Some lines in the listing below may include the string "Catraia". How many are there? Give only the number.
◆ ◆ ◆ ◆ ◆ ◆ ◆
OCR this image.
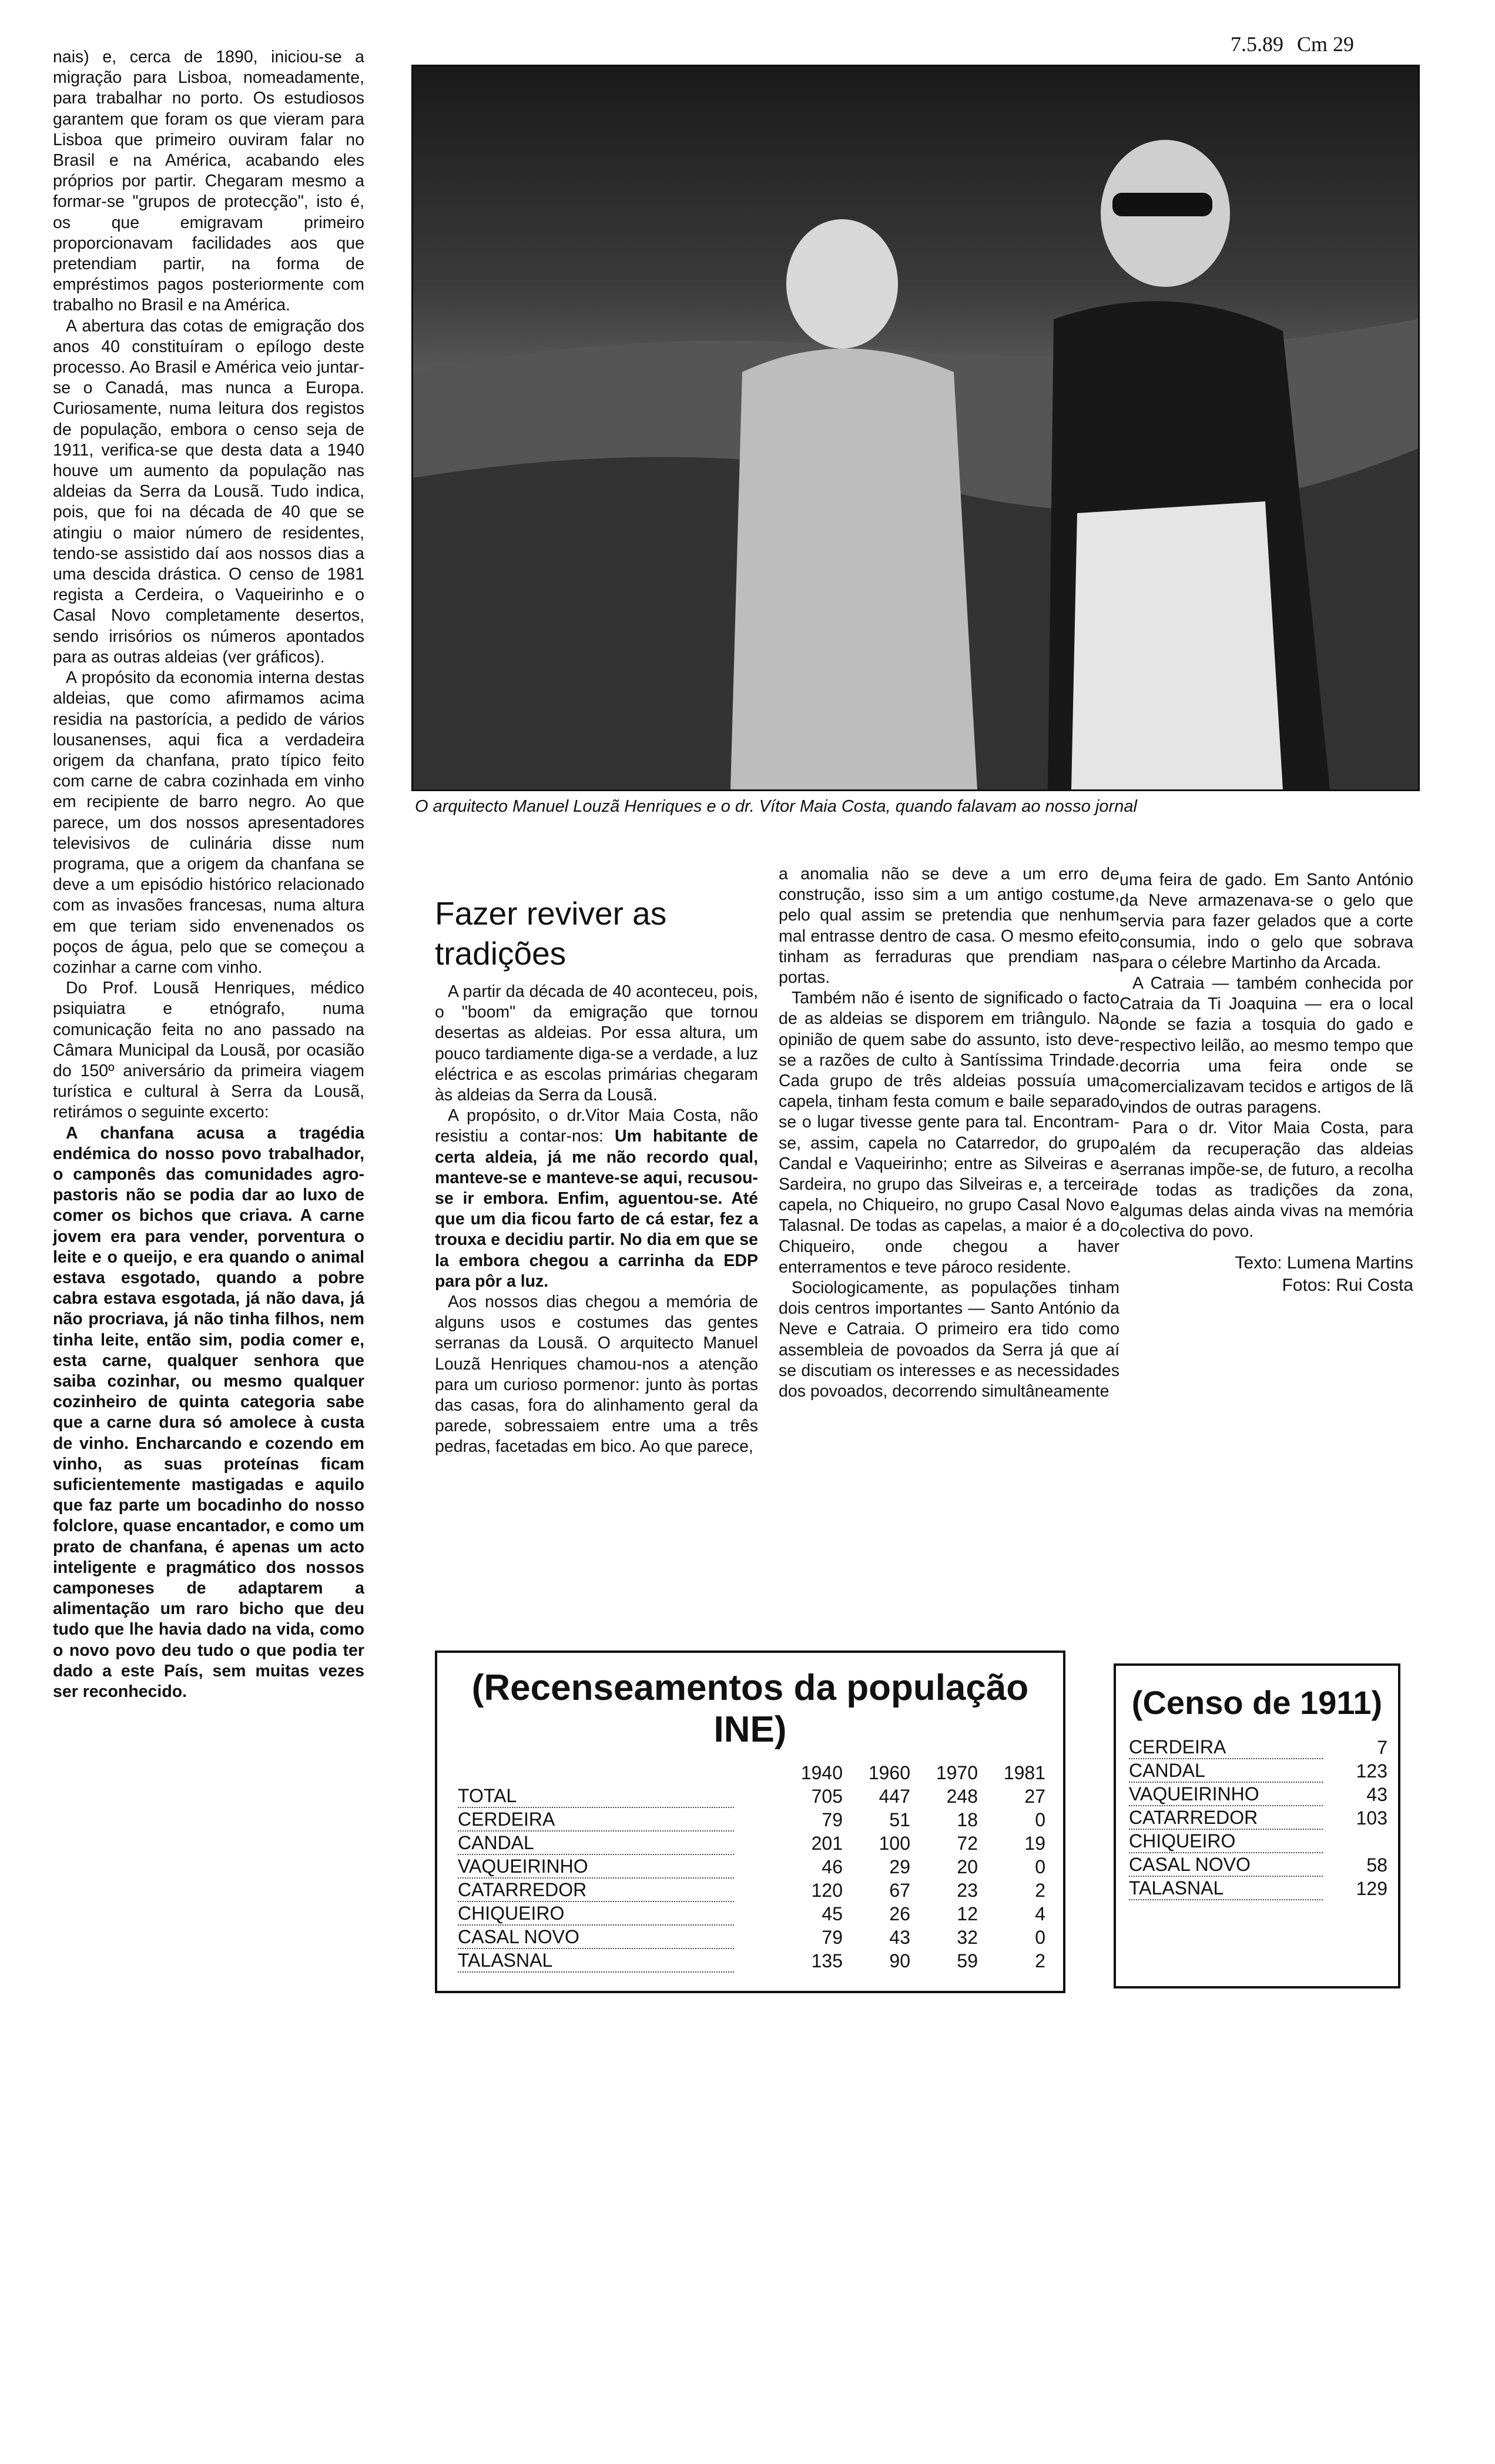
7.5.89 Cm 29

nais) e, cerca de 1890, iniciou-se a migração para Lisboa, nomeadamente, para trabalhar no porto. Os estudiosos garantem que foram os que vieram para Lisboa que primeiro ouviram falar no Brasil e na América, acabando eles próprios por partir. Chegaram mesmo a formar-se "grupos de protecção", isto é, os que emigravam primeiro proporcionavam facilidades aos que pretendiam partir, na forma de empréstimos pagos posteriormente com trabalho no Brasil e na América.

A abertura das cotas de emigração dos anos 40 constituíram o epílogo deste processo. Ao Brasil e América veio juntar-se o Canadá, mas nunca a Europa. Curiosamente, numa leitura dos registos de população, embora o censo seja de 1911, verifica-se que desta data a 1940 houve um aumento da população nas aldeias da Serra da Lousã. Tudo indica, pois, que foi na década de 40 que se atingiu o maior número de residentes, tendo-se assistido daí aos nossos dias a uma descida drástica. O censo de 1981 regista a Cerdeira, o Vaqueirinho e o Casal Novo completamente desertos, sendo irrisórios os números apontados para as outras aldeias (ver gráficos).

A propósito da economia interna destas aldeias, que como afirmamos acima residia na pastorícia, a pedido de vários lousanenses, aqui fica a verdadeira origem da chanfana, prato típico feito com carne de cabra cozinhada em vinho em recipiente de barro negro. Ao que parece, um dos nossos apresentadores televisivos de culinária disse num programa, que a origem da chanfana se deve a um episódio histórico relacionado com as invasões francesas, numa altura em que teriam sido envenenados os poços de água, pelo que se começou a cozinhar a carne com vinho.

Do Prof. Lousã Henriques, médico psiquiatra e etnógrafo, numa comunicação feita no ano passado na Câmara Municipal da Lousã, por ocasião do 150º aniversário da primeira viagem turística e cultural à Serra da Lousã, retirámos o seguinte excerto:

A chanfana acusa a tragédia endémica do nosso povo trabalhador, o camponês das comunidades agro-pastoris não se podia dar ao luxo de comer os bichos que criava. A carne jovem era para vender, porventura o leite e o queijo, e era quando o animal estava esgotado, quando a pobre cabra estava esgotada, já não dava, já não procriava, já não tinha filhos, nem tinha leite, então sim, podia comer e, esta carne, qualquer senhora que saiba cozinhar, ou mesmo qualquer cozinheiro de quinta categoria sabe que a carne dura só amolece à custa de vinho. Encharcando e cozendo em vinho, as suas proteínas ficam suficientemente mastigadas e aquilo que faz parte um bocadinho do nosso folclore, quase encantador, e como um prato de chanfana, é apenas um acto inteligente e pragmático dos nossos camponeses de adaptarem a alimentação um raro bicho que deu tudo que lhe havia dado na vida, como o novo povo deu tudo o que podia ter dado a este País, sem muitas vezes ser reconhecido.

O arquitecto Manuel Louzã Henriques e o dr. Vítor Maia Costa, quando falavam ao nosso jornal
Fazer reviver as tradições

A partir da década de 40 aconteceu, pois, o "boom" da emigração que tornou desertas as aldeias. Por essa altura, um pouco tardiamente diga-se a verdade, a luz eléctrica e as escolas primárias chegaram às aldeias da Serra da Lousã.

A propósito, o dr.Vitor Maia Costa, não resistiu a contar-nos: Um habitante de certa aldeia, já me não recordo qual, manteve-se e manteve-se aqui, recusou-se ir embora. Enfim, aguentou-se. Até que um dia ficou farto de cá estar, fez a trouxa e decidiu partir. No dia em que se la embora chegou a carrinha da EDP para pôr a luz.

Aos nossos dias chegou a memória de alguns usos e costumes das gentes serranas da Lousã. O arquitecto Manuel Louzã Henriques chamou-nos a atenção para um curioso pormenor: junto às portas das casas, fora do alinhamento geral da parede, sobressaiem entre uma a três pedras, facetadas em bico. Ao que parece,

a anomalia não se deve a um erro de construção, isso sim a um antigo costume, pelo qual assim se pretendia que nenhum mal entrasse dentro de casa. O mesmo efeito tinham as ferraduras que prendiam nas portas.

Também não é isento de significado o facto de as aldeias se disporem em triângulo. Na opinião de quem sabe do assunto, isto deve-se a razões de culto à Santíssima Trindade. Cada grupo de três aldeias possuía uma capela, tinham festa comum e baile separado se o lugar tivesse gente para tal. Encontram-se, assim, capela no Catarredor, do grupo Candal e Vaqueirinho; entre as Silveiras e a Sardeira, no grupo das Silveiras e, a terceira capela, no Chiqueiro, no grupo Casal Novo e Talasnal. De todas as capelas, a maior é a do Chiqueiro, onde chegou a haver enterramentos e teve pároco residente.

Sociologicamente, as populações tinham dois centros importantes — Santo António da Neve e Catraia. O primeiro era tido como assembleia de povoados da Serra já que aí se discutiam os interesses e as necessidades dos povoados, decorrendo simultâneamente

uma feira de gado. Em Santo António da Neve armazenava-se o gelo que servia para fazer gelados que a corte consumia, indo o gelo que sobrava para o célebre Martinho da Arcada.

A Catraia — também conhecida por Catraia da Ti Joaquina — era o local onde se fazia a tosquia do gado e respectivo leilão, ao mesmo tempo que decorria uma feira onde se comercializavam tecidos e artigos de lã vindos de outras paragens.

Para o dr. Vitor Maia Costa, para além da recuperação das aldeias serranas impõe-se, de futuro, a recolha de todas as tradições da zona, algumas delas ainda vivas na memória colectiva do povo.

Texto: Lumena Martins
Fotos: Rui Costa
(Recenseamentos da população INE)
	1940	1960	1970	1981
TOTAL	705	447	248	27
CERDEIRA	79	51	18	0
CANDAL	201	100	72	19
VAQUEIRINHO	46	29	20	0
CATARREDOR	120	67	23	2
CHIQUEIRO	45	26	12	4
CASAL NOVO	79	43	32	0
TALASNAL	135	90	59	2
(Censo de 1911)
CERDEIRA	7
CANDAL	123
VAQUEIRINHO	43
CATARREDOR	103
CHIQUEIRO	
CASAL NOVO	58
TALASNAL	129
◆ ◆ ◆ ◆ ◆ ◆ ◆
[Result of the task] 2